Return only the number of lines holding the word "with".

================

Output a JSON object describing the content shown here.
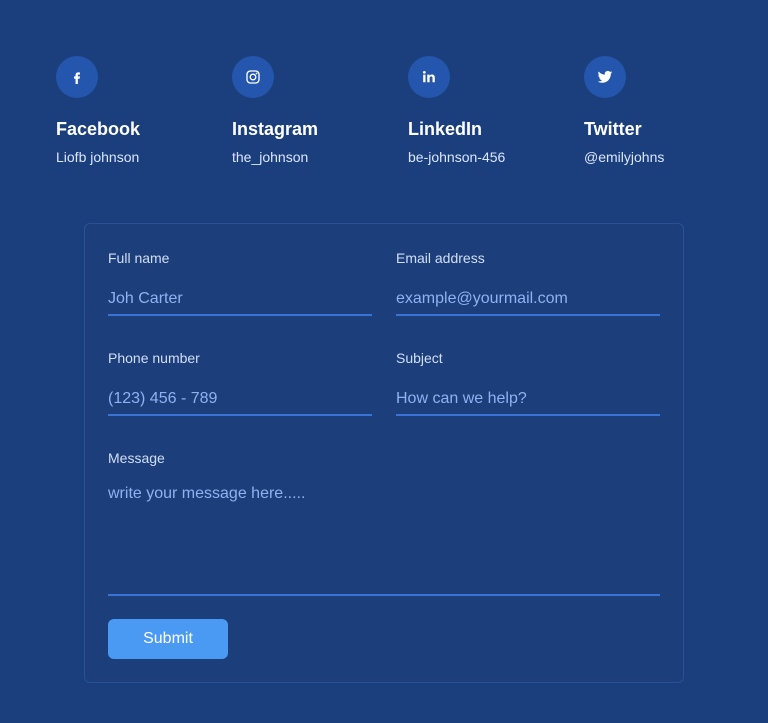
{
  "colors": {
    "background": "#1b3f7c",
    "icon_circle": "#2456ad",
    "input_underline": "#3a73d6",
    "placeholder_text": "#8fb1f1",
    "button": "#4a9af3"
  },
  "socials": [
    {
      "name": "Facebook",
      "handle": "Liofb johnson",
      "icon": "facebook-icon"
    },
    {
      "name": "Instagram",
      "handle": "the_johnson",
      "icon": "instagram-icon"
    },
    {
      "name": "LinkedIn",
      "handle": "be-johnson-456",
      "icon": "linkedin-icon"
    },
    {
      "name": "Twitter",
      "handle": "@emilyjohns",
      "icon": "twitter-icon"
    }
  ],
  "form": {
    "full_name": {
      "label": "Full name",
      "placeholder": "Joh Carter"
    },
    "email": {
      "label": "Email address",
      "placeholder": "example@yourmail.com"
    },
    "phone": {
      "label": "Phone number",
      "placeholder": "(123) 456 - 789"
    },
    "subject": {
      "label": "Subject",
      "placeholder": "How can we help?"
    },
    "message": {
      "label": "Message",
      "placeholder": "write your message here....."
    },
    "submit_label": "Submit"
  }
}
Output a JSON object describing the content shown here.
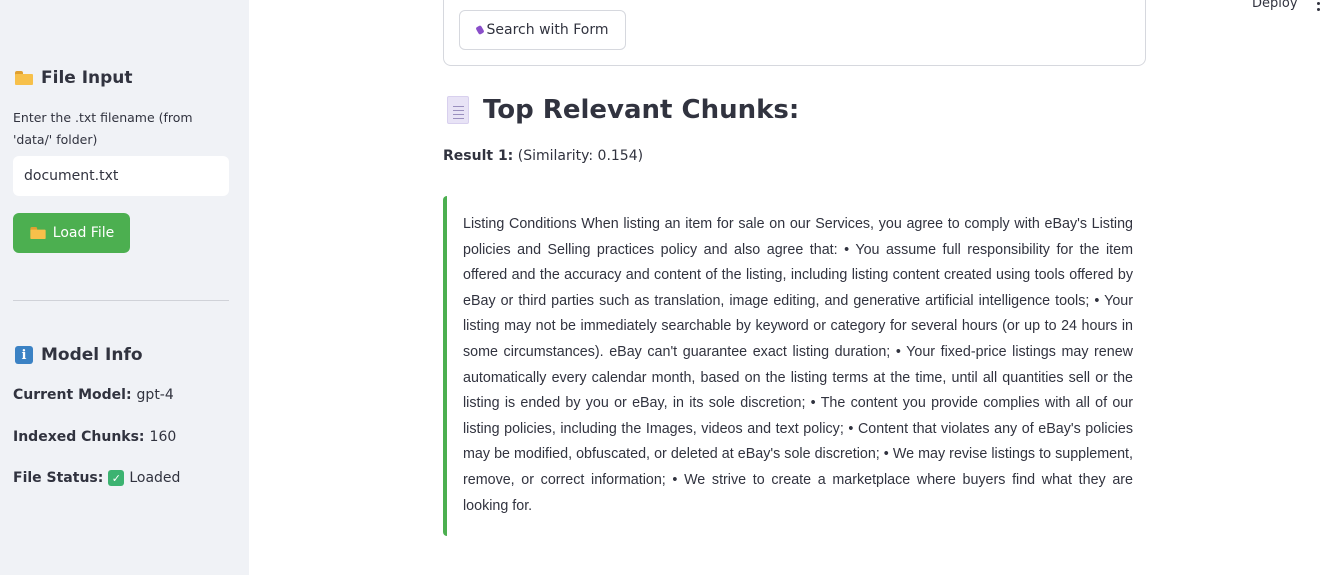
{
  "topbar": {
    "deploy_label": "Deploy",
    "menu_icon": "more-vertical-icon"
  },
  "sidebar": {
    "file_input": {
      "heading": "File Input",
      "icon": "folder-icon",
      "field_label": "Enter the .txt filename (from 'data/' folder)",
      "field_value": "document.txt",
      "load_button_label": "Load File"
    },
    "model_info": {
      "heading": "Model Info",
      "icon": "info-icon",
      "current_model_label": "Current Model:",
      "current_model_value": "gpt-4",
      "indexed_chunks_label": "Indexed Chunks:",
      "indexed_chunks_value": "160",
      "file_status_label": "File Status:",
      "file_status_value": "Loaded"
    }
  },
  "main": {
    "search_button_label": "Search with Form",
    "section_heading": "Top Relevant Chunks:",
    "results": [
      {
        "label": "Result 1:",
        "similarity": "(Similarity: 0.154)",
        "text": "Listing Conditions When listing an item for sale on our Services, you agree to comply with eBay's Listing policies and Selling practices policy and also agree that: • You assume full responsibility for the item offered and the accuracy and content of the listing, including listing content created using tools offered by eBay or third parties such as translation, image editing, and generative artificial intelligence tools; • Your listing may not be immediately searchable by keyword or category for several hours (or up to 24 hours in some circumstances). eBay can't guarantee exact listing duration; • Your fixed-price listings may renew automatically every calendar month, based on the listing terms at the time, until all quantities sell or the listing is ended by you or eBay, in its sole discretion; • The content you provide complies with all of our listing policies, including the Images, videos and text policy; • Content that violates any of eBay's policies may be modified, obfuscated, or deleted at eBay's sole discretion; • We may revise listings to supplement, remove, or correct information; • We strive to create a marketplace where buyers find what they are looking for."
      }
    ]
  },
  "colors": {
    "sidebar_bg": "#f0f2f6",
    "accent_green": "#4caf50",
    "text": "#31333f"
  }
}
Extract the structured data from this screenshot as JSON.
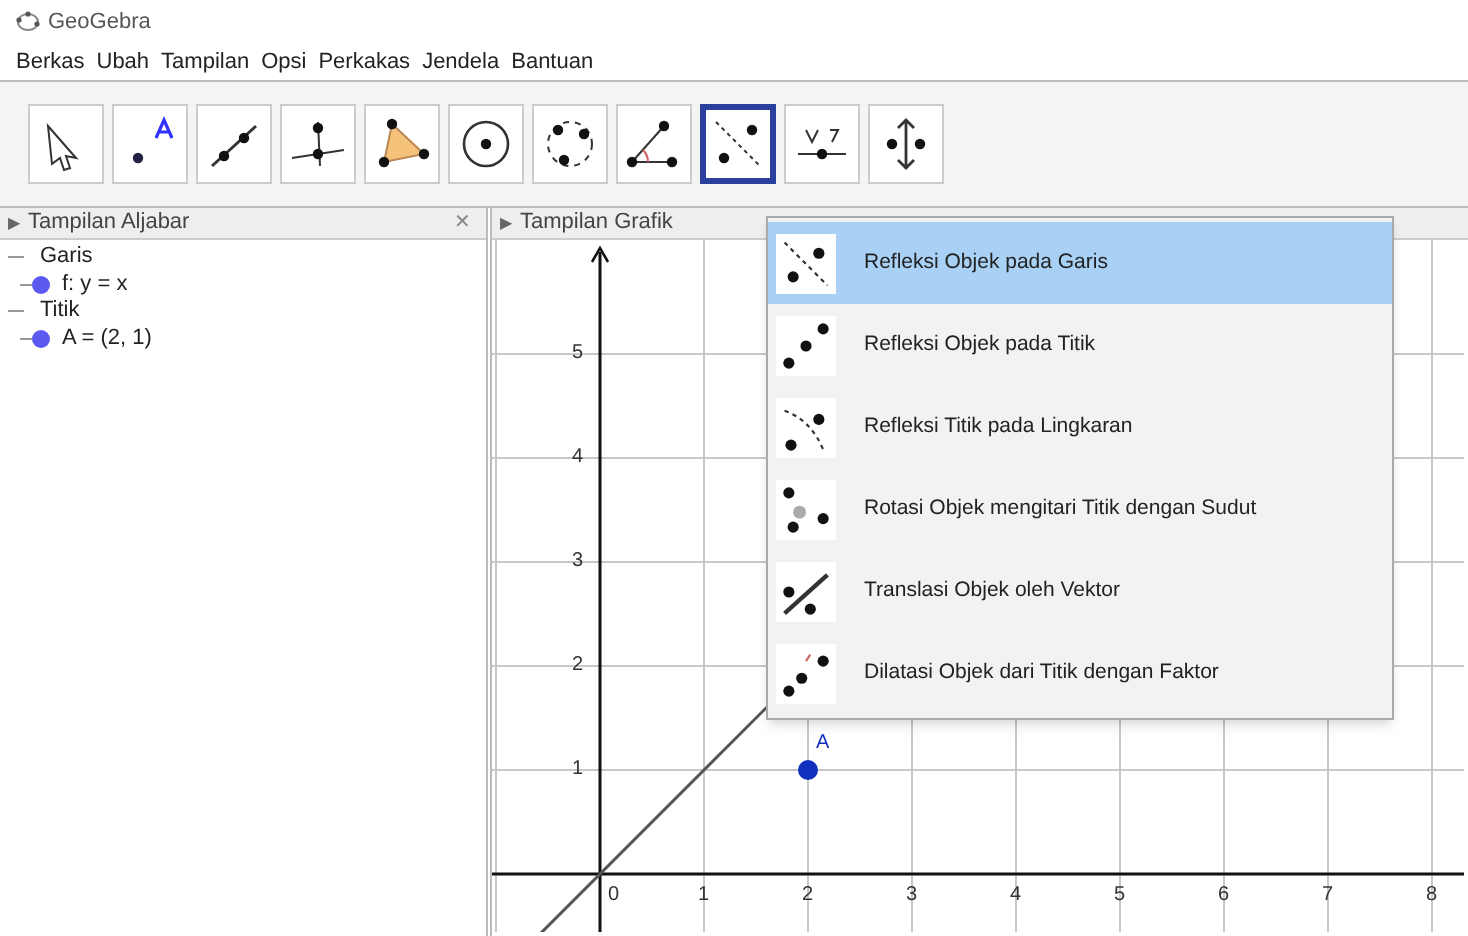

================

— FINISHED TASK —
2